Entries taken from a collection →
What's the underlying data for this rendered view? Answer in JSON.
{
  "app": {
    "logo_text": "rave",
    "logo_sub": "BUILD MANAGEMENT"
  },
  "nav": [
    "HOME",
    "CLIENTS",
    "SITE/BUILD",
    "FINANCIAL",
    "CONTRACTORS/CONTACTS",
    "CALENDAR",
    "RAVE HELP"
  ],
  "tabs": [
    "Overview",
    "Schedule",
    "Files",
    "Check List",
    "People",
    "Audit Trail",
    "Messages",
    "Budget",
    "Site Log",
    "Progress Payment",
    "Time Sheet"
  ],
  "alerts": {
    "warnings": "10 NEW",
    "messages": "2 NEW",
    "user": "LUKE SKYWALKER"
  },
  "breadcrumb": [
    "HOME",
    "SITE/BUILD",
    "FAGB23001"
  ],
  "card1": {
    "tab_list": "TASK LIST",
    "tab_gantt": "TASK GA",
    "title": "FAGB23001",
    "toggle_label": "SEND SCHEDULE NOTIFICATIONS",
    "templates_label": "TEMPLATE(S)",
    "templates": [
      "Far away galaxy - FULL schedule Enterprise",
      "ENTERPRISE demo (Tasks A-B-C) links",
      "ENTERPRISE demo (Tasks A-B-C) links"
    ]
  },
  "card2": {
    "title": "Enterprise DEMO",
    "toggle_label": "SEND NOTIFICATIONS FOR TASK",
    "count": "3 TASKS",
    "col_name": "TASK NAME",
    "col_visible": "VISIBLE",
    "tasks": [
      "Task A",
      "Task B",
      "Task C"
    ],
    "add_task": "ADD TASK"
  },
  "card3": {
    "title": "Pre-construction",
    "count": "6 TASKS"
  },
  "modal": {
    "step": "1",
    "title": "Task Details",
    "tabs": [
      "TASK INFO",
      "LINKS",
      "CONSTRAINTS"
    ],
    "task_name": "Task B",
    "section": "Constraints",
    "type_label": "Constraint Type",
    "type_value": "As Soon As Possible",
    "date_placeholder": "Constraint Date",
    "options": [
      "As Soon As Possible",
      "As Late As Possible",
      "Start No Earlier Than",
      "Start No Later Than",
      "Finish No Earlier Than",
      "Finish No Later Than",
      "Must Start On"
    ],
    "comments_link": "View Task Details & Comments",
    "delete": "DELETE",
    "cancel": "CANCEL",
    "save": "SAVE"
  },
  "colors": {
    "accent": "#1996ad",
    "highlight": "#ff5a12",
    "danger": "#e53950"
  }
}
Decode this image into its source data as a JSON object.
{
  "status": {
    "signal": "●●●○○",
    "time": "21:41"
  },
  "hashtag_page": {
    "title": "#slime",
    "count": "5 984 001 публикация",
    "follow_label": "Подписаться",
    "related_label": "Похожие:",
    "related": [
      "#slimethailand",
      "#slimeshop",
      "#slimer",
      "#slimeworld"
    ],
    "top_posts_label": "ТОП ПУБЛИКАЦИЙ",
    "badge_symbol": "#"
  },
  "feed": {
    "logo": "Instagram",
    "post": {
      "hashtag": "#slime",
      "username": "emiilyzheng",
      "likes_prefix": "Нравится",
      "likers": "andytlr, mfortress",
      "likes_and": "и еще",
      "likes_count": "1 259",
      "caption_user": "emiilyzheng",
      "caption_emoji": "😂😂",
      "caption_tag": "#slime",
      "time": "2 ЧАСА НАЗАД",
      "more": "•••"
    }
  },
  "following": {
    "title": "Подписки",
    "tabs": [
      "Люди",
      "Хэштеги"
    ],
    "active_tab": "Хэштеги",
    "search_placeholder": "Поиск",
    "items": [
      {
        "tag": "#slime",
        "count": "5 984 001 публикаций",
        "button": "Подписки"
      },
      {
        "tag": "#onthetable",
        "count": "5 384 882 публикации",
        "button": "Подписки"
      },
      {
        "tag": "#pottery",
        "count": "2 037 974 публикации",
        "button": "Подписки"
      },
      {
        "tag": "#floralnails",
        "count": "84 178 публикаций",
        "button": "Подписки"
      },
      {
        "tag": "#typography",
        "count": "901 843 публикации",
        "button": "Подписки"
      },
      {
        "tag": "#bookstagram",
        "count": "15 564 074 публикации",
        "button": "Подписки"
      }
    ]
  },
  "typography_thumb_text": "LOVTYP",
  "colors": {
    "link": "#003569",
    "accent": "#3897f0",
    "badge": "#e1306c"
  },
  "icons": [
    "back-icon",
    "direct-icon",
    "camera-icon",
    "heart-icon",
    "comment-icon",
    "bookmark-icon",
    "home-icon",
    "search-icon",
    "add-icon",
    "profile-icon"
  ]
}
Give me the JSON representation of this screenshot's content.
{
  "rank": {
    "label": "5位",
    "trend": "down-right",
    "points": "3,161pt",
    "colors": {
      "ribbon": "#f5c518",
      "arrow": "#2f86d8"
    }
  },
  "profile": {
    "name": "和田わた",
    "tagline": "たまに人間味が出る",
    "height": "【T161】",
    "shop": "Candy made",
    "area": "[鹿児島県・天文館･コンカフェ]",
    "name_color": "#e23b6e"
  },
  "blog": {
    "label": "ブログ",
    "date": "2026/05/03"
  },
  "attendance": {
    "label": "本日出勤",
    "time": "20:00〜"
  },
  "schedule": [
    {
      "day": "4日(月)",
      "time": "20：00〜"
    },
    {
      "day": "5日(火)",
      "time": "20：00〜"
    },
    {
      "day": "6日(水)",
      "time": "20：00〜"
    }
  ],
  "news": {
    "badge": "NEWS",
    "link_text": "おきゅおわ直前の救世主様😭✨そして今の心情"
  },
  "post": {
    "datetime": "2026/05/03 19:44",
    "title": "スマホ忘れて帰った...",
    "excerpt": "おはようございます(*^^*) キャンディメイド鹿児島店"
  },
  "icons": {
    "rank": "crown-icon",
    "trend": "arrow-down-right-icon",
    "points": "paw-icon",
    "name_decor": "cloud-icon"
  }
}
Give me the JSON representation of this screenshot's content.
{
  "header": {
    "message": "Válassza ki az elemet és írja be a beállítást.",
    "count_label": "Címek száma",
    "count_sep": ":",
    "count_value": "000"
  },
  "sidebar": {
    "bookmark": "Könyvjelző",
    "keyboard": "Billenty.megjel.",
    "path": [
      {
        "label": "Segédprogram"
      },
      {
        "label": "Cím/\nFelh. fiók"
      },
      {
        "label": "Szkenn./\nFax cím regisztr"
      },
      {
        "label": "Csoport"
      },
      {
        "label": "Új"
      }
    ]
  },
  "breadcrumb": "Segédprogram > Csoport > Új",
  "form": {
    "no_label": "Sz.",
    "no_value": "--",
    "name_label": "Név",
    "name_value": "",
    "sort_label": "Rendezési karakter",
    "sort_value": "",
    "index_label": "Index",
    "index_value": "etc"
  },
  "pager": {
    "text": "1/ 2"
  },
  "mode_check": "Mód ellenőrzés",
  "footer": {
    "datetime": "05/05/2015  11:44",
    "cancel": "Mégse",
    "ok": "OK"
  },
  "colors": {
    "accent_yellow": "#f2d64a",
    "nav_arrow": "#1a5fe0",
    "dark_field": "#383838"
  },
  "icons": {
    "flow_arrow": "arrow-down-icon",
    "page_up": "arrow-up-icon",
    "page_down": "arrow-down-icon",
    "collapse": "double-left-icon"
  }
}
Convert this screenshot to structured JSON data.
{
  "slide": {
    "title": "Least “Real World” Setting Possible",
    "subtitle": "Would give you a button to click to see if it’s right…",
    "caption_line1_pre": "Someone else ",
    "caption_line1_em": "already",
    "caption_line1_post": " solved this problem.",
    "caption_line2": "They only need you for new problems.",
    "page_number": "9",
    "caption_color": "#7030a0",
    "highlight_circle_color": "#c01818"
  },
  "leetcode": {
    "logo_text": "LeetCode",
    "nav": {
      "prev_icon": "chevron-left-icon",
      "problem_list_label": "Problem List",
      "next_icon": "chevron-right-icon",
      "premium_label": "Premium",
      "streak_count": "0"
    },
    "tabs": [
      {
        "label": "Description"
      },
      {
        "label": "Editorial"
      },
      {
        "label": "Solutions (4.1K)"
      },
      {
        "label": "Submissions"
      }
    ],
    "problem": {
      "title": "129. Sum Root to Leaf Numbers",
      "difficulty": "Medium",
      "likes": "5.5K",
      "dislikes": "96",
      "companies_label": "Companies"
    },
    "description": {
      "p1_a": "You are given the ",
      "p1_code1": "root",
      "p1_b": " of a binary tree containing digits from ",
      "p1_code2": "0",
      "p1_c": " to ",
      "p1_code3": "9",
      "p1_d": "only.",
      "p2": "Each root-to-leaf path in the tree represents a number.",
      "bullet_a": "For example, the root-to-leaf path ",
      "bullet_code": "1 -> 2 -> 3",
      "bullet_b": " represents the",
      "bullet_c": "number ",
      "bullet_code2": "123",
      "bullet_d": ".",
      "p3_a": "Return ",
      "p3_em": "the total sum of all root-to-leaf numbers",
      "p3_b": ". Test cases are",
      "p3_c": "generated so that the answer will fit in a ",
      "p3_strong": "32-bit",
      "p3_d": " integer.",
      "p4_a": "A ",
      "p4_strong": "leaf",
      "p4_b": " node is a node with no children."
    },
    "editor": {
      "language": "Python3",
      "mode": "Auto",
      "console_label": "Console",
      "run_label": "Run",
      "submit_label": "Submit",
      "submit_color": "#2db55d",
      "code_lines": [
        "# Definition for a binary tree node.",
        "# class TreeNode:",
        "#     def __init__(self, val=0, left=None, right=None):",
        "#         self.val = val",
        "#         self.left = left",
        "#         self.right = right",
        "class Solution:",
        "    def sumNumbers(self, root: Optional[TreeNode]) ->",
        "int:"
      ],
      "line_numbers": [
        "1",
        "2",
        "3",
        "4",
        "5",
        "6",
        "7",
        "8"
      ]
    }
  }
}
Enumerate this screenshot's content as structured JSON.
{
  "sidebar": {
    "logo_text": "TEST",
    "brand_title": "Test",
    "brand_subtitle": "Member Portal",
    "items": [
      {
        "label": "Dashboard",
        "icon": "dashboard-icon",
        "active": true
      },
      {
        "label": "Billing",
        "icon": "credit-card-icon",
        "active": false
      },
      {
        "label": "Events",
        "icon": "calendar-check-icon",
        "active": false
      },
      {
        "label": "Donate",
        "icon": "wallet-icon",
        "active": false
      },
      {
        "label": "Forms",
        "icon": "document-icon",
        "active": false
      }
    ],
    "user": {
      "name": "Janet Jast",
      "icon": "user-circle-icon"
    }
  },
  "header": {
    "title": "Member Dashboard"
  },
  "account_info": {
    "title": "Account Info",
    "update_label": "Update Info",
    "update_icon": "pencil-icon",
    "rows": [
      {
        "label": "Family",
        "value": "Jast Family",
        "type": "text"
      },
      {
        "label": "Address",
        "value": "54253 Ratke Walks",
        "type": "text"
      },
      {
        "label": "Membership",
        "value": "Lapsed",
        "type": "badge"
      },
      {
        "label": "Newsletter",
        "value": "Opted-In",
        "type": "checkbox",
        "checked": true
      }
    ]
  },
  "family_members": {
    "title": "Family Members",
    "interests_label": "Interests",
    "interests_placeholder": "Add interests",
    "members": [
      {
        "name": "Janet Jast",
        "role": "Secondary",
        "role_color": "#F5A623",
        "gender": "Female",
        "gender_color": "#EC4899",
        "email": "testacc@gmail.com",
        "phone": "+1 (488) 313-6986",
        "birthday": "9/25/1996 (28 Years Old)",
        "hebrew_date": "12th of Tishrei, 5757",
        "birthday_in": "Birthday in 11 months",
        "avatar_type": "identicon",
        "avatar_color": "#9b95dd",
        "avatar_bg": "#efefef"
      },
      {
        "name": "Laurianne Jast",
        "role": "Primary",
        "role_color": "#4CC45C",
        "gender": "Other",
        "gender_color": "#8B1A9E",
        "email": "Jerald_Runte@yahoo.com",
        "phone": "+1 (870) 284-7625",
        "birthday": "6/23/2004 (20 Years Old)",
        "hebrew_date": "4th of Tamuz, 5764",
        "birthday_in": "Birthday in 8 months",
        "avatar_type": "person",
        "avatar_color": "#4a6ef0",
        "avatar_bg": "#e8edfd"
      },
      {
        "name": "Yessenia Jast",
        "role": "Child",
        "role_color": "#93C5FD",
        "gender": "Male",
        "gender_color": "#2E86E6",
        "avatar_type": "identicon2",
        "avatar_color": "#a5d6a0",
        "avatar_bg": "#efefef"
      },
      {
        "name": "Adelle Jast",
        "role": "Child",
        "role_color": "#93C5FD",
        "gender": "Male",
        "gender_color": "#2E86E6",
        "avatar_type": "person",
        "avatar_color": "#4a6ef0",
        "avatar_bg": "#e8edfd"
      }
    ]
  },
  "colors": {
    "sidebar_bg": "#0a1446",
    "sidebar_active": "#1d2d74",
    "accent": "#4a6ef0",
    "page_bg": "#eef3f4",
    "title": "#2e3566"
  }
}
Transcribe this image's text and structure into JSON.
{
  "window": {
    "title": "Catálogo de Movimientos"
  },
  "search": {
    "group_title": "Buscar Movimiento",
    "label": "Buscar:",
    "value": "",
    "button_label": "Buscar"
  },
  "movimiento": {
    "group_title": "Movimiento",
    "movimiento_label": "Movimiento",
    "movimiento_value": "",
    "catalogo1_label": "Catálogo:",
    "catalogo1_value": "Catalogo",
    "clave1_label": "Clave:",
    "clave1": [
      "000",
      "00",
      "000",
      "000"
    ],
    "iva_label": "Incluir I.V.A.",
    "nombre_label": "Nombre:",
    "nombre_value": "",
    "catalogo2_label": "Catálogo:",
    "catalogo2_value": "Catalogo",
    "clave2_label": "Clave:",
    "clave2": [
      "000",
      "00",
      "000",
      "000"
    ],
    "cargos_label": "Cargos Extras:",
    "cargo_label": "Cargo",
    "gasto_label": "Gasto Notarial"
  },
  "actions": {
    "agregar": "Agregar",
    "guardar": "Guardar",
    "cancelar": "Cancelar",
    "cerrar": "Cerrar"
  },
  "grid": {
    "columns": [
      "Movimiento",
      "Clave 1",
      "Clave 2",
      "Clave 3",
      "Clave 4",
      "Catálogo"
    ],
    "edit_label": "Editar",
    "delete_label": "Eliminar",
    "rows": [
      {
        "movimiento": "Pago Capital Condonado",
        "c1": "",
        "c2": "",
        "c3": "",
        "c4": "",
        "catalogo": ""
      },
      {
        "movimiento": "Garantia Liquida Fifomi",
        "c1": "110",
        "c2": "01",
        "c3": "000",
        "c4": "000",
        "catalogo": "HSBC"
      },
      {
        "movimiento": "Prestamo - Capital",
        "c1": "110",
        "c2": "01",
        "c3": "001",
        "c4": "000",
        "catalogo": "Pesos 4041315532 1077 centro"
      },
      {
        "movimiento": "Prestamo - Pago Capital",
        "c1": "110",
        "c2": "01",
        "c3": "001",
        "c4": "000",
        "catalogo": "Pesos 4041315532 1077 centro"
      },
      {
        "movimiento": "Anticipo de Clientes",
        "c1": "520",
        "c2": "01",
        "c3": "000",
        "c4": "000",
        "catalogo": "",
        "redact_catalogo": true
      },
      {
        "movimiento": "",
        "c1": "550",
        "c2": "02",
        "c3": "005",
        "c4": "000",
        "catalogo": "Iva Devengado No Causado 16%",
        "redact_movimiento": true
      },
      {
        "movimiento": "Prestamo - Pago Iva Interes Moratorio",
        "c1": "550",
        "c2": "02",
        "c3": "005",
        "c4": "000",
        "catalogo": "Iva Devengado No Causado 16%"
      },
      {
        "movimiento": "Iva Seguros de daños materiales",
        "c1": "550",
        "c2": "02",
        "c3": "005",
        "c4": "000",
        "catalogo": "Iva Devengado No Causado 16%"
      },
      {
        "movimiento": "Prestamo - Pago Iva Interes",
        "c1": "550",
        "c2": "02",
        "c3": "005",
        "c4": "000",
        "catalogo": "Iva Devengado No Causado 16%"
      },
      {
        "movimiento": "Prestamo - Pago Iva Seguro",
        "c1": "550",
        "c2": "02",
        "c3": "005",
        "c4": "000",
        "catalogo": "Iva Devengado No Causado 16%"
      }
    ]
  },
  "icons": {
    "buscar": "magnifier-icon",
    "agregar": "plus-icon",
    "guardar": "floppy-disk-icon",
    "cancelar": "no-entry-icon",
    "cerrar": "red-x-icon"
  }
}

Exercise brief →
Go over the data above and copy every line that has the word "only" in it.

Response to this exercise →
    "caption_line2": "They only need you for new problems.",
      "p1_d": "only.",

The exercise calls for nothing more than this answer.